• Exercise material
__________________________________________________

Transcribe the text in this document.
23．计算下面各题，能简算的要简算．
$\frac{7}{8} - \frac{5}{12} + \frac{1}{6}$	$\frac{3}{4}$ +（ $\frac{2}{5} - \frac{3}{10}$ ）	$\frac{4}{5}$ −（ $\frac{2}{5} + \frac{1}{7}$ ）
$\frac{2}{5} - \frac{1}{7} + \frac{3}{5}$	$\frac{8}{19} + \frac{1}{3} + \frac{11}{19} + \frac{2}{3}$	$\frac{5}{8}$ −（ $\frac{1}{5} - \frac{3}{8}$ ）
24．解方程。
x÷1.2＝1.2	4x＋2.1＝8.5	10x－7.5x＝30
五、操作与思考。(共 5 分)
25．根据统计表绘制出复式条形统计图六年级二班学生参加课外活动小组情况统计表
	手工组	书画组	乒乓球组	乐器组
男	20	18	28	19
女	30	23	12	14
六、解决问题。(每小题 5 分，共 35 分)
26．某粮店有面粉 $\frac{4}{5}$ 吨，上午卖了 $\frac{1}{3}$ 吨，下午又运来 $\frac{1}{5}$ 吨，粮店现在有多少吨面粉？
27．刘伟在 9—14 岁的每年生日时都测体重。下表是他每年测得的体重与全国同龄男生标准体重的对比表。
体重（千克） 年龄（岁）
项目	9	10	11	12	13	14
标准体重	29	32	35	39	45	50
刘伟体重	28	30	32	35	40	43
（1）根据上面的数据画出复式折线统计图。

__________________________________________________

• Instructions to follow
Select every line in the material above where the string "frac" occurs, and copy it.

• Task result
$\frac{7}{8} - \frac{5}{12} + \frac{1}{6}$	$\frac{3}{4}$ +（ $\frac{2}{5} - \frac{3}{10}$ ）	$\frac{4}{5}$ −（ $\frac{2}{5} + \frac{1}{7}$ ）
$\frac{2}{5} - \frac{1}{7} + \frac{3}{5}$	$\frac{8}{19} + \frac{1}{3} + \frac{11}{19} + \frac{2}{3}$	$\frac{5}{8}$ −（ $\frac{1}{5} - \frac{3}{8}$ ）
26．某粮店有面粉 $\frac{4}{5}$ 吨，上午卖了 $\frac{1}{3}$ 吨，下午又运来 $\frac{1}{5}$ 吨，粮店现在有多少吨面粉？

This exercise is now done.